Search the listing below for the word "Calibrating" and copy each line that holds it.
===== MATERIALS PROVIDED =====
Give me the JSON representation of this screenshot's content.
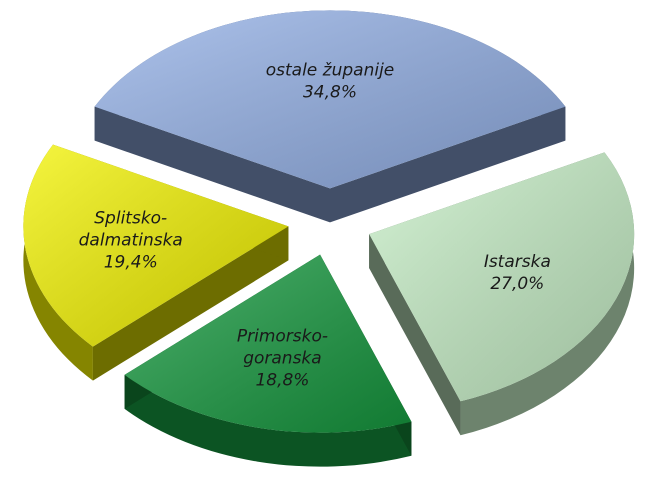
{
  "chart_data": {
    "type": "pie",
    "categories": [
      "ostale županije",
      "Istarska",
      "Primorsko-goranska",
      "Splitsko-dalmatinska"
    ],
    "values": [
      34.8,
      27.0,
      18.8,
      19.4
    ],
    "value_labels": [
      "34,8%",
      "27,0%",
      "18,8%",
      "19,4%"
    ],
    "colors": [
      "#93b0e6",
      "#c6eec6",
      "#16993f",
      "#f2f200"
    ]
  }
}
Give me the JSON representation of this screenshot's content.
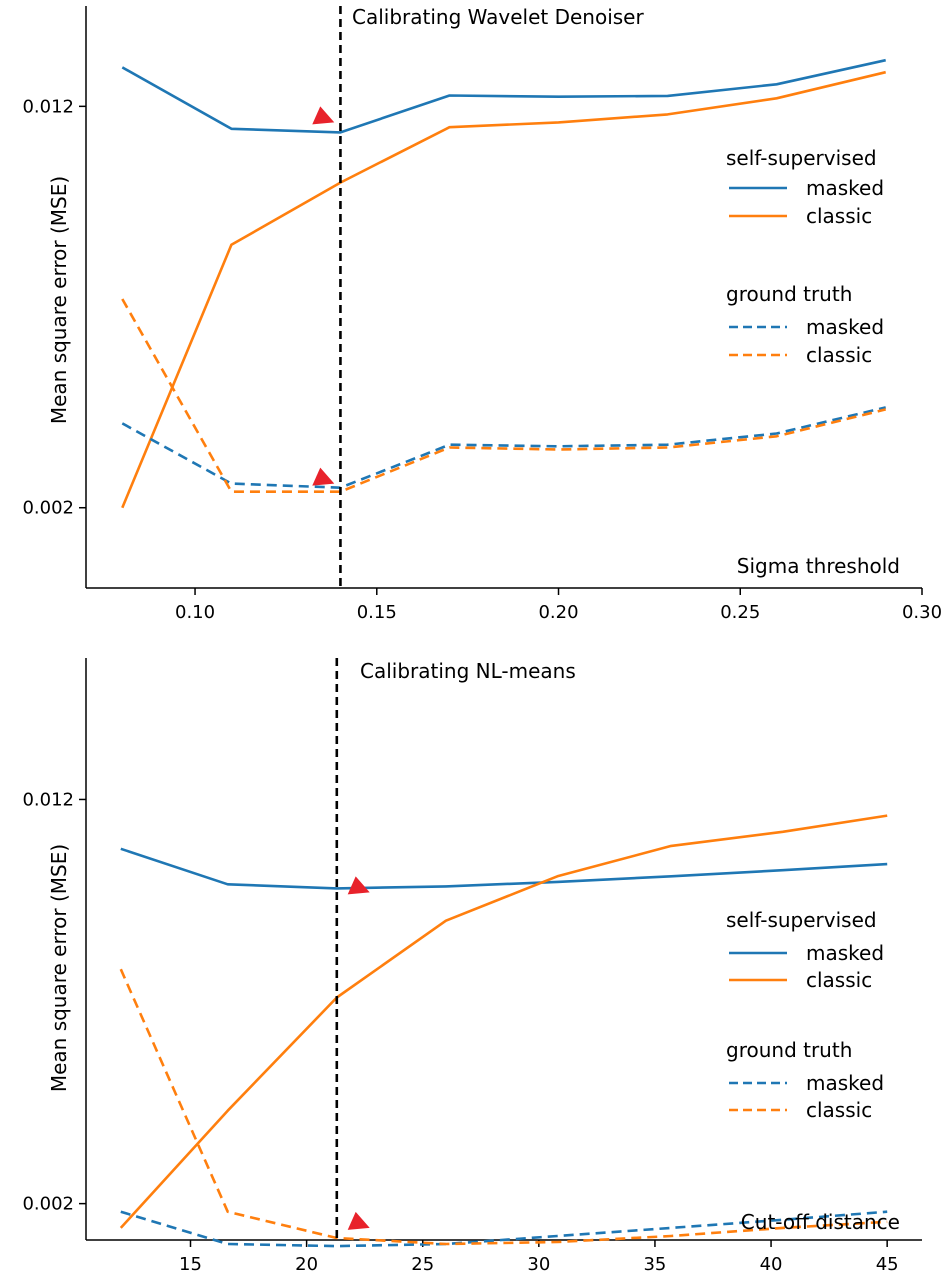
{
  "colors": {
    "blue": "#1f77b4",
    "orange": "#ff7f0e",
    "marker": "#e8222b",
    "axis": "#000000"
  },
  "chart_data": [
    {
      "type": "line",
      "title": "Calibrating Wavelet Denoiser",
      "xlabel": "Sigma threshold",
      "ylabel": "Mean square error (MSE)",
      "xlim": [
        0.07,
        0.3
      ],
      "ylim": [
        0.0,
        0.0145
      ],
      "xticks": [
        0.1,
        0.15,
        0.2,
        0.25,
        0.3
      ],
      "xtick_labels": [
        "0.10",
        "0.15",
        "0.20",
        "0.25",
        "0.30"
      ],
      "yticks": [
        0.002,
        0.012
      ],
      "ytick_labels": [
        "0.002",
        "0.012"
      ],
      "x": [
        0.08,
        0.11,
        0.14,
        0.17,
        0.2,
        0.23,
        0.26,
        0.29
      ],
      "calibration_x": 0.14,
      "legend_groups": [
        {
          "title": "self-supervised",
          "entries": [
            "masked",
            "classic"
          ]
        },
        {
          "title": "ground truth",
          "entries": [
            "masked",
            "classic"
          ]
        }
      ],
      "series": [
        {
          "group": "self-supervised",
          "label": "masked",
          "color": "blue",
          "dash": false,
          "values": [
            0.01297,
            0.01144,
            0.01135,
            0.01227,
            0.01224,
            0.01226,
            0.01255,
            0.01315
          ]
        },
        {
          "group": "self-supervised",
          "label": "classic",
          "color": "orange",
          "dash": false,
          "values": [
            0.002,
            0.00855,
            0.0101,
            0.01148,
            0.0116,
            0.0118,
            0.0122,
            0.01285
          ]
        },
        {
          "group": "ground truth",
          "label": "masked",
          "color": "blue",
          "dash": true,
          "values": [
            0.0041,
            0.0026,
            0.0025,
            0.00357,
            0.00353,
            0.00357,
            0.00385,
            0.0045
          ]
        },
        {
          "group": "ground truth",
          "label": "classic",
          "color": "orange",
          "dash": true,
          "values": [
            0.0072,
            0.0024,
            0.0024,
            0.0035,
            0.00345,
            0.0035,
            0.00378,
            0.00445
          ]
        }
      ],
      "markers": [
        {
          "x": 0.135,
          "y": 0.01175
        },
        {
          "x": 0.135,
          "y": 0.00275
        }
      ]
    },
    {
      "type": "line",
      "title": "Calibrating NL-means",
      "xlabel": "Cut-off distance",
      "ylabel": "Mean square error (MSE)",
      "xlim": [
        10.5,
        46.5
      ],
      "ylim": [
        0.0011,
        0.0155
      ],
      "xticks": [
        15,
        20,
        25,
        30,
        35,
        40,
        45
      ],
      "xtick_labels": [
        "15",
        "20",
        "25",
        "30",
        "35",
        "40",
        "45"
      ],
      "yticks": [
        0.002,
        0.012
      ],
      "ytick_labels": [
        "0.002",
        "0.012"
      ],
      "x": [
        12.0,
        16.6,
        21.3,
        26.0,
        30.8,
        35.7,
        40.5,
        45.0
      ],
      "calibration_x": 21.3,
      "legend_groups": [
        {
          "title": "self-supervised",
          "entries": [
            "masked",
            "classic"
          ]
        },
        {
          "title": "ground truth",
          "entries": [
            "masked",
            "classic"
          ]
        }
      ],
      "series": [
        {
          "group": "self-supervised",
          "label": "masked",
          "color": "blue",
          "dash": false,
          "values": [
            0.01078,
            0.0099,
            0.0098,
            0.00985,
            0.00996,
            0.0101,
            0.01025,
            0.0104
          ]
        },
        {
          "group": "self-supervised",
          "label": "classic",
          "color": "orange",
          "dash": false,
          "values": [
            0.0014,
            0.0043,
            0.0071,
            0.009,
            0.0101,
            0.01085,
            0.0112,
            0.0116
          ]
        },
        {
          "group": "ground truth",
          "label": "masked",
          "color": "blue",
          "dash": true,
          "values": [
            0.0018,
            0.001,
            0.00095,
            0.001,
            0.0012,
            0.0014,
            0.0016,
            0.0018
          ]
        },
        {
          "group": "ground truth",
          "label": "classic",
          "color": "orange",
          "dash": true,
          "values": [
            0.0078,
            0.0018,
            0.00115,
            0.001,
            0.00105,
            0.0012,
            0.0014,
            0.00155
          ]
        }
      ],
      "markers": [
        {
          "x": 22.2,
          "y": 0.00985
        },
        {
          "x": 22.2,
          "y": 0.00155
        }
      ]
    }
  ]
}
=====
= ANSWER =
      "title": "Calibrating Wavelet Denoiser",
      "title": "Calibrating NL-means",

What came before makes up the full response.